§ **THE REQUEST**:
Without the images, write out all of the following entries exactly.

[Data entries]
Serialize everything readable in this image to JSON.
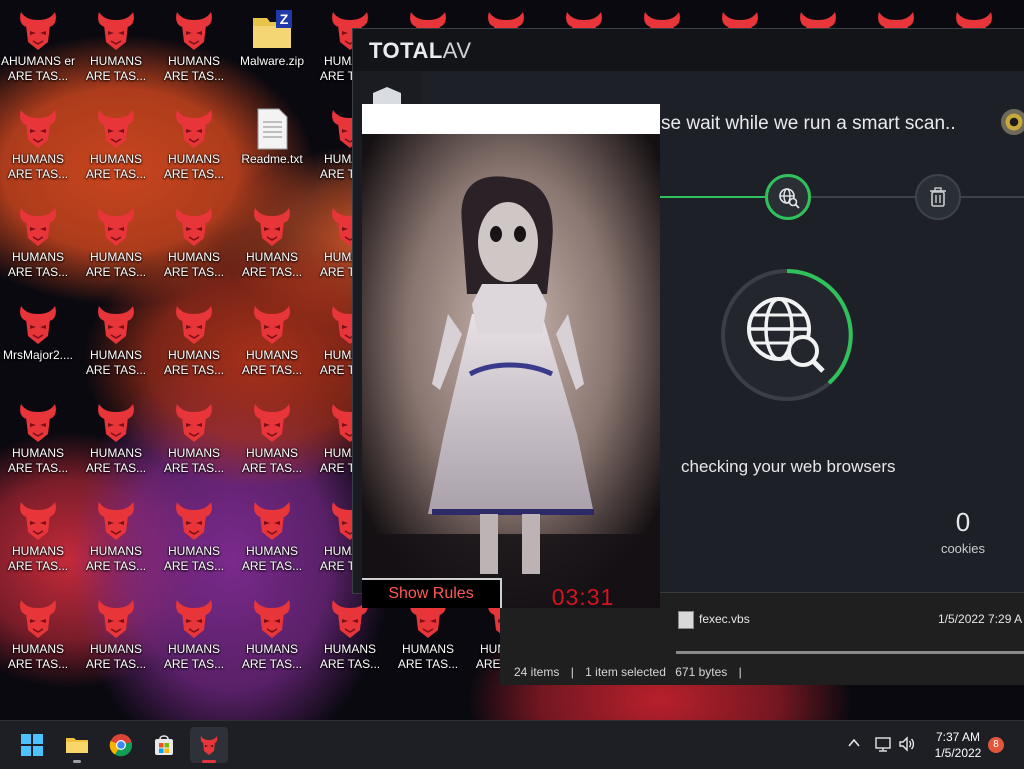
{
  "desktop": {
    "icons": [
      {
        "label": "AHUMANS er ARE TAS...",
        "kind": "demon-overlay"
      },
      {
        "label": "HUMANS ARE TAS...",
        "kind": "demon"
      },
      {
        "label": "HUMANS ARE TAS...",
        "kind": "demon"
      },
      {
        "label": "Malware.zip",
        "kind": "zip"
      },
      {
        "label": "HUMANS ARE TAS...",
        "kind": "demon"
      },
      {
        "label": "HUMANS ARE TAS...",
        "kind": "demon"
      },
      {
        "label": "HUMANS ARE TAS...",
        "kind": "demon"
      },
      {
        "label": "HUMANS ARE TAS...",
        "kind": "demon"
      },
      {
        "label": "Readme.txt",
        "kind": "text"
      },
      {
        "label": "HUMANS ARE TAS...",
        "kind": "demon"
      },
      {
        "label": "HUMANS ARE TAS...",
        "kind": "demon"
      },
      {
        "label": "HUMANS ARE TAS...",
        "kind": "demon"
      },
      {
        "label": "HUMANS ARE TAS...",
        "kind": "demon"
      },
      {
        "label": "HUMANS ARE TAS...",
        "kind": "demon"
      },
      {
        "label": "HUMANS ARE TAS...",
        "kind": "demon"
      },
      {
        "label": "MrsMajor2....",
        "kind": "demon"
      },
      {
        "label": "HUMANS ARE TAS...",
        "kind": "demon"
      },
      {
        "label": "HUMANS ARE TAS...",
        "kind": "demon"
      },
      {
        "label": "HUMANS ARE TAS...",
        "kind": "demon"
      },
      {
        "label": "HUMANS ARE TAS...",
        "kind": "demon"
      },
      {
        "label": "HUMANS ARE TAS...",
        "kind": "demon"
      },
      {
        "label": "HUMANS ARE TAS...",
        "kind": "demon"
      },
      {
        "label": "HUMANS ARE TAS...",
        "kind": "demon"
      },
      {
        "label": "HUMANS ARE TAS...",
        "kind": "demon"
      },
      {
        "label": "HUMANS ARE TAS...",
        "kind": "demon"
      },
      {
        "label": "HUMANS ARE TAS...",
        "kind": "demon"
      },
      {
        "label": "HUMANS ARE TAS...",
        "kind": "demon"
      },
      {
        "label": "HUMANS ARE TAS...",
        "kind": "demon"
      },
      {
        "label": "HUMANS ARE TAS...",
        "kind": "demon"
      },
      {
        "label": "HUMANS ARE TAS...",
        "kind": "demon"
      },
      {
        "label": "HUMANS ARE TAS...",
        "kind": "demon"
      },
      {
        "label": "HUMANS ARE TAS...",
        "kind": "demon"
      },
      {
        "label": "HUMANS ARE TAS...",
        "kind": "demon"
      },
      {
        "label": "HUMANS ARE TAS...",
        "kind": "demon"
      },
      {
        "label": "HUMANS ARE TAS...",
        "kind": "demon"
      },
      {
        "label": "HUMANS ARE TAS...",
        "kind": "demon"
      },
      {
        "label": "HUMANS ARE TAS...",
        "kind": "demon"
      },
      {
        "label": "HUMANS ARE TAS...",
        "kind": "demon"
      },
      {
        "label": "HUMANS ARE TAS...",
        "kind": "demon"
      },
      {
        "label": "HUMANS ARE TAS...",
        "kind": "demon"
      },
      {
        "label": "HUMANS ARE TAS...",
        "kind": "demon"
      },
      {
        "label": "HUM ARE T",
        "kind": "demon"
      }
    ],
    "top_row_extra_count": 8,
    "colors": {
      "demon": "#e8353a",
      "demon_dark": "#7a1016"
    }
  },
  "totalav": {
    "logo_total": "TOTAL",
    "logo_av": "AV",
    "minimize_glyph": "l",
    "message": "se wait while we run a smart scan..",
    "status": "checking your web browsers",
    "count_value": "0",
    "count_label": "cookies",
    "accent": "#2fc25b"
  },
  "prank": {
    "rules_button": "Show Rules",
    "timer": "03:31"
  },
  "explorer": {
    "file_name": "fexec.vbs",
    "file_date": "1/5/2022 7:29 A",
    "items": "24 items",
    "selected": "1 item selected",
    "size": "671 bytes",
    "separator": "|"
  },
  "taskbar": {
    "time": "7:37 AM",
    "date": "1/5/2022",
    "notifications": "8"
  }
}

§ **THE RESPONSE**:
Serialize everything readable in this image to JSON.
{
  "desktop": {
    "icons": [
      {
        "label": "AHUMANS er ARE TAS...",
        "kind": "demon-overlay"
      },
      {
        "label": "HUMANS ARE TAS...",
        "kind": "demon"
      },
      {
        "label": "HUMANS ARE TAS...",
        "kind": "demon"
      },
      {
        "label": "Malware.zip",
        "kind": "zip"
      },
      {
        "label": "HUMANS ARE TAS...",
        "kind": "demon"
      },
      {
        "label": "HUMANS ARE TAS...",
        "kind": "demon"
      },
      {
        "label": "HUMANS ARE TAS...",
        "kind": "demon"
      },
      {
        "label": "HUMANS ARE TAS...",
        "kind": "demon"
      },
      {
        "label": "Readme.txt",
        "kind": "text"
      },
      {
        "label": "HUMANS ARE TAS...",
        "kind": "demon"
      },
      {
        "label": "HUMANS ARE TAS...",
        "kind": "demon"
      },
      {
        "label": "HUMANS ARE TAS...",
        "kind": "demon"
      },
      {
        "label": "HUMANS ARE TAS...",
        "kind": "demon"
      },
      {
        "label": "HUMANS ARE TAS...",
        "kind": "demon"
      },
      {
        "label": "HUMANS ARE TAS...",
        "kind": "demon"
      },
      {
        "label": "MrsMajor2....",
        "kind": "demon"
      },
      {
        "label": "HUMANS ARE TAS...",
        "kind": "demon"
      },
      {
        "label": "HUMANS ARE TAS...",
        "kind": "demon"
      },
      {
        "label": "HUMANS ARE TAS...",
        "kind": "demon"
      },
      {
        "label": "HUMANS ARE TAS...",
        "kind": "demon"
      },
      {
        "label": "HUMANS ARE TAS...",
        "kind": "demon"
      },
      {
        "label": "HUMANS ARE TAS...",
        "kind": "demon"
      },
      {
        "label": "HUMANS ARE TAS...",
        "kind": "demon"
      },
      {
        "label": "HUMANS ARE TAS...",
        "kind": "demon"
      },
      {
        "label": "HUMANS ARE TAS...",
        "kind": "demon"
      },
      {
        "label": "HUMANS ARE TAS...",
        "kind": "demon"
      },
      {
        "label": "HUMANS ARE TAS...",
        "kind": "demon"
      },
      {
        "label": "HUMANS ARE TAS...",
        "kind": "demon"
      },
      {
        "label": "HUMANS ARE TAS...",
        "kind": "demon"
      },
      {
        "label": "HUMANS ARE TAS...",
        "kind": "demon"
      },
      {
        "label": "HUMANS ARE TAS...",
        "kind": "demon"
      },
      {
        "label": "HUMANS ARE TAS...",
        "kind": "demon"
      },
      {
        "label": "HUMANS ARE TAS...",
        "kind": "demon"
      },
      {
        "label": "HUMANS ARE TAS...",
        "kind": "demon"
      },
      {
        "label": "HUMANS ARE TAS...",
        "kind": "demon"
      },
      {
        "label": "HUMANS ARE TAS...",
        "kind": "demon"
      },
      {
        "label": "HUMANS ARE TAS...",
        "kind": "demon"
      },
      {
        "label": "HUMANS ARE TAS...",
        "kind": "demon"
      },
      {
        "label": "HUMANS ARE TAS...",
        "kind": "demon"
      },
      {
        "label": "HUMANS ARE TAS...",
        "kind": "demon"
      },
      {
        "label": "HUMANS ARE TAS...",
        "kind": "demon"
      },
      {
        "label": "HUM ARE T",
        "kind": "demon"
      }
    ],
    "top_row_extra_count": 8,
    "colors": {
      "demon": "#e8353a",
      "demon_dark": "#7a1016"
    }
  },
  "totalav": {
    "logo_total": "TOTAL",
    "logo_av": "AV",
    "minimize_glyph": "l",
    "message": "se wait while we run a smart scan..",
    "status": "checking your web browsers",
    "count_value": "0",
    "count_label": "cookies",
    "accent": "#2fc25b"
  },
  "prank": {
    "rules_button": "Show Rules",
    "timer": "03:31"
  },
  "explorer": {
    "file_name": "fexec.vbs",
    "file_date": "1/5/2022 7:29 A",
    "items": "24 items",
    "selected": "1 item selected",
    "size": "671 bytes",
    "separator": "|"
  },
  "taskbar": {
    "time": "7:37 AM",
    "date": "1/5/2022",
    "notifications": "8"
  }
}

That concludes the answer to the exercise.